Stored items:
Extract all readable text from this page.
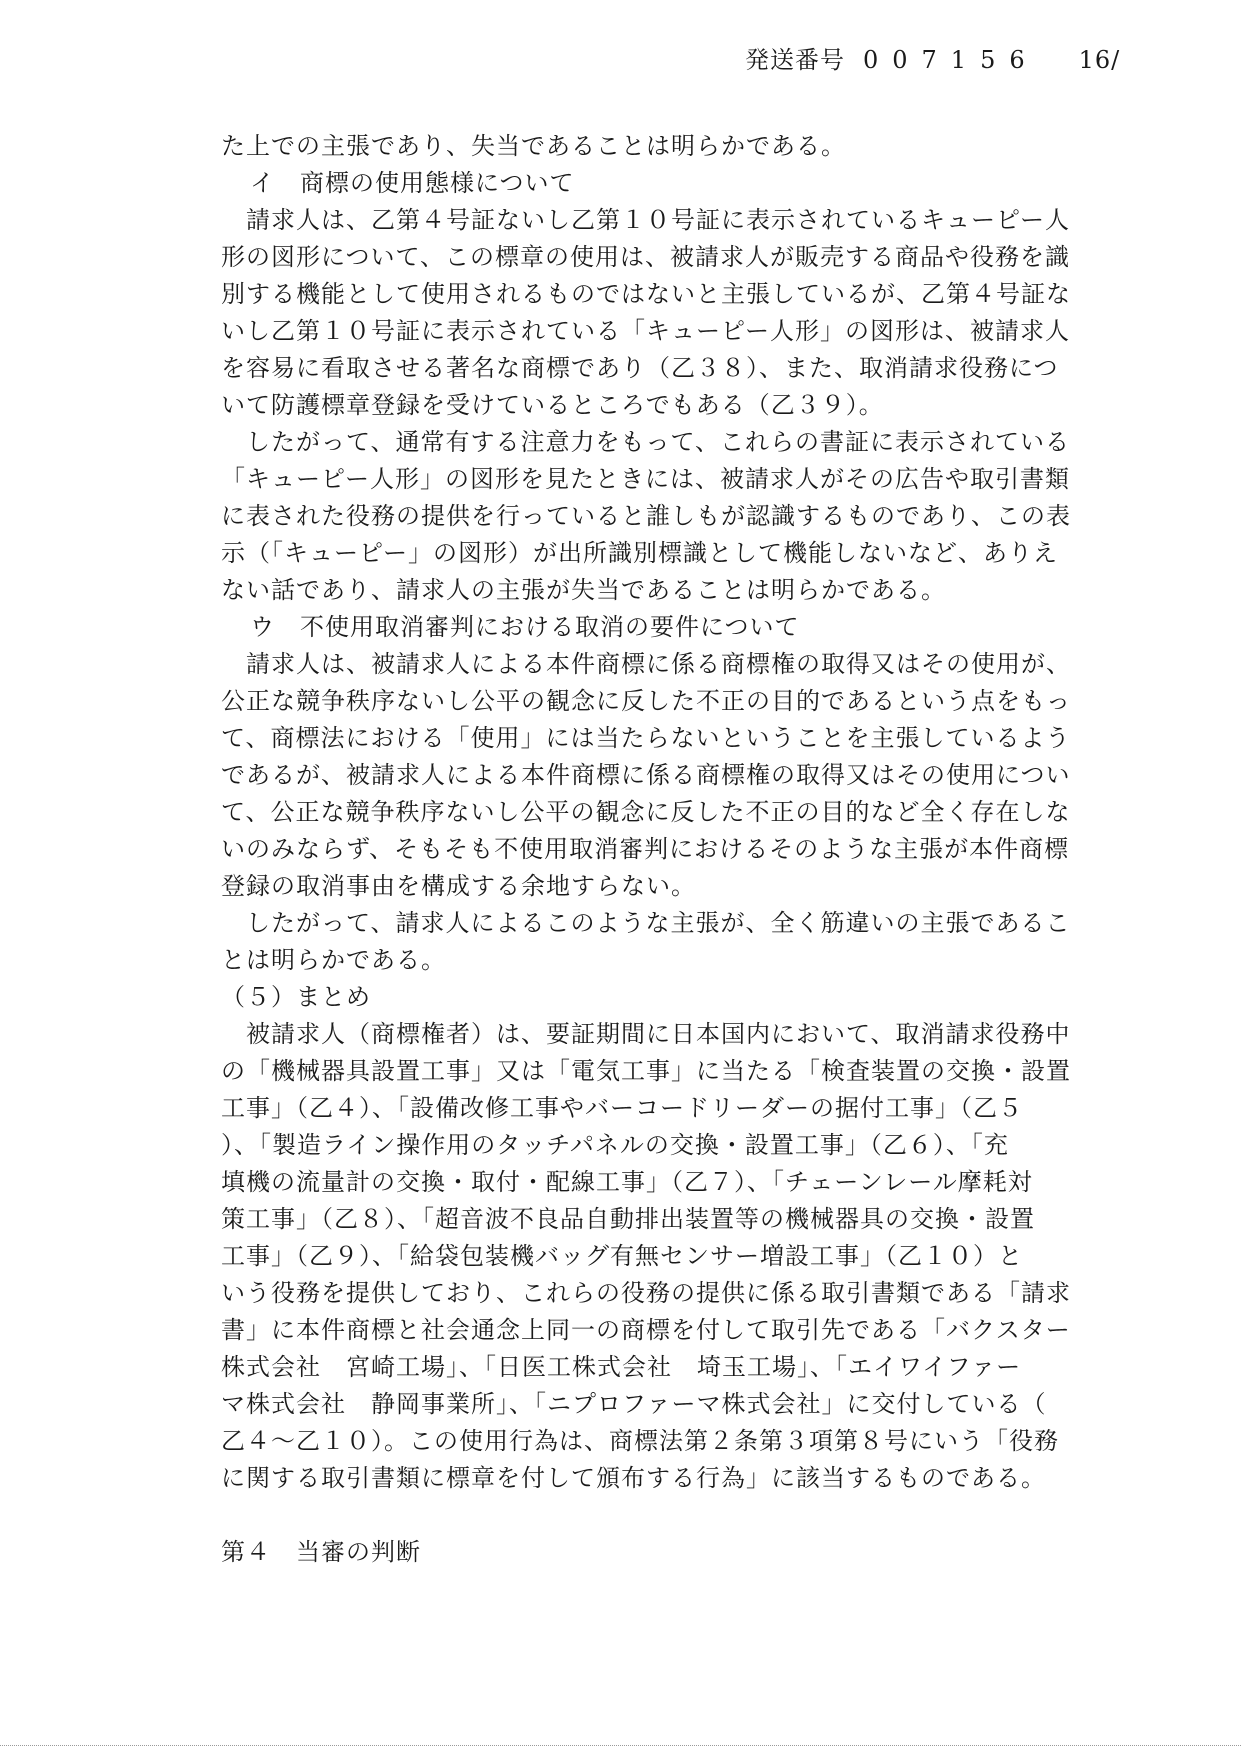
発送番号 007156 16/
た上での主張であり、失当であることは明らかである。
イ　商標の使用態様について
請求人は、乙第４号証ないし乙第１０号証に表示されているキューピー人
形の図形について、この標章の使用は、被請求人が販売する商品や役務を識
別する機能として使用されるものではないと主張しているが、乙第４号証な
いし乙第１０号証に表示されている「キューピー人形」の図形は、被請求人
を容易に看取させる著名な商標であり（乙３８）、また、取消請求役務につ
いて防護標章登録を受けているところでもある（乙３９）。
したがって、通常有する注意力をもって、これらの書証に表示されている
「キューピー人形」の図形を見たときには、被請求人がその広告や取引書類
に表された役務の提供を行っていると誰しもが認識するものであり、この表
示（「キューピー」の図形）が出所識別標識として機能しないなど、ありえ
ない話であり、請求人の主張が失当であることは明らかである。
ウ　不使用取消審判における取消の要件について
請求人は、被請求人による本件商標に係る商標権の取得又はその使用が、
公正な競争秩序ないし公平の観念に反した不正の目的であるという点をもっ
て、商標法における「使用」には当たらないということを主張しているよう
であるが、被請求人による本件商標に係る商標権の取得又はその使用につい
て、公正な競争秩序ないし公平の観念に反した不正の目的など全く存在しな
いのみならず、そもそも不使用取消審判におけるそのような主張が本件商標
登録の取消事由を構成する余地すらない。
したがって、請求人によるこのような主張が、全く筋違いの主張であるこ
とは明らかである。
（５）まとめ
被請求人（商標権者）は、要証期間に日本国内において、取消請求役務中
の「機械器具設置工事」又は「電気工事」に当たる「検査装置の交換・設置
工事」（乙４）、「設備改修工事やバーコードリーダーの据付工事」（乙５
）、「製造ライン操作用のタッチパネルの交換・設置工事」（乙６）、「充
填機の流量計の交換・取付・配線工事」（乙７）、「チェーンレール摩耗対
策工事」（乙８）、「超音波不良品自動排出装置等の機械器具の交換・設置
工事」（乙９）、「給袋包装機バッグ有無センサー増設工事」（乙１０）と
いう役務を提供しており、これらの役務の提供に係る取引書類である「請求
書」に本件商標と社会通念上同一の商標を付して取引先である「バクスター
株式会社　宮崎工場」、「日医工株式会社　埼玉工場」、「エイワイファー
マ株式会社　静岡事業所」、「ニプロファーマ株式会社」に交付している（
乙４～乙１０）。この使用行為は、商標法第２条第３項第８号にいう「役務
に関する取引書類に標章を付して頒布する行為」に該当するものである。
第４　当審の判断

▶ Challenge:
Your task is to set down the records shown above exactly, minus any pictures.

▶ The reply:
Extract all readable text from this page.
発送番号 007156 16/
た上での主張であり、失当であることは明らかである。
イ　商標の使用態様について
請求人は、乙第４号証ないし乙第１０号証に表示されているキューピー人
形の図形について、この標章の使用は、被請求人が販売する商品や役務を識
別する機能として使用されるものではないと主張しているが、乙第４号証な
いし乙第１０号証に表示されている「キューピー人形」の図形は、被請求人
を容易に看取させる著名な商標であり（乙３８）、また、取消請求役務につ
いて防護標章登録を受けているところでもある（乙３９）。
したがって、通常有する注意力をもって、これらの書証に表示されている
「キューピー人形」の図形を見たときには、被請求人がその広告や取引書類
に表された役務の提供を行っていると誰しもが認識するものであり、この表
示（「キューピー」の図形）が出所識別標識として機能しないなど、ありえ
ない話であり、請求人の主張が失当であることは明らかである。
ウ　不使用取消審判における取消の要件について
請求人は、被請求人による本件商標に係る商標権の取得又はその使用が、
公正な競争秩序ないし公平の観念に反した不正の目的であるという点をもっ
て、商標法における「使用」には当たらないということを主張しているよう
であるが、被請求人による本件商標に係る商標権の取得又はその使用につい
て、公正な競争秩序ないし公平の観念に反した不正の目的など全く存在しな
いのみならず、そもそも不使用取消審判におけるそのような主張が本件商標
登録の取消事由を構成する余地すらない。
したがって、請求人によるこのような主張が、全く筋違いの主張であるこ
とは明らかである。
（５）まとめ
被請求人（商標権者）は、要証期間に日本国内において、取消請求役務中
の「機械器具設置工事」又は「電気工事」に当たる「検査装置の交換・設置
工事」（乙４）、「設備改修工事やバーコードリーダーの据付工事」（乙５
）、「製造ライン操作用のタッチパネルの交換・設置工事」（乙６）、「充
填機の流量計の交換・取付・配線工事」（乙７）、「チェーンレール摩耗対
策工事」（乙８）、「超音波不良品自動排出装置等の機械器具の交換・設置
工事」（乙９）、「給袋包装機バッグ有無センサー増設工事」（乙１０）と
いう役務を提供しており、これらの役務の提供に係る取引書類である「請求
書」に本件商標と社会通念上同一の商標を付して取引先である「バクスター
株式会社　宮崎工場」、「日医工株式会社　埼玉工場」、「エイワイファー
マ株式会社　静岡事業所」、「ニプロファーマ株式会社」に交付している（
乙４～乙１０）。この使用行為は、商標法第２条第３項第８号にいう「役務
に関する取引書類に標章を付して頒布する行為」に該当するものである。
第４　当審の判断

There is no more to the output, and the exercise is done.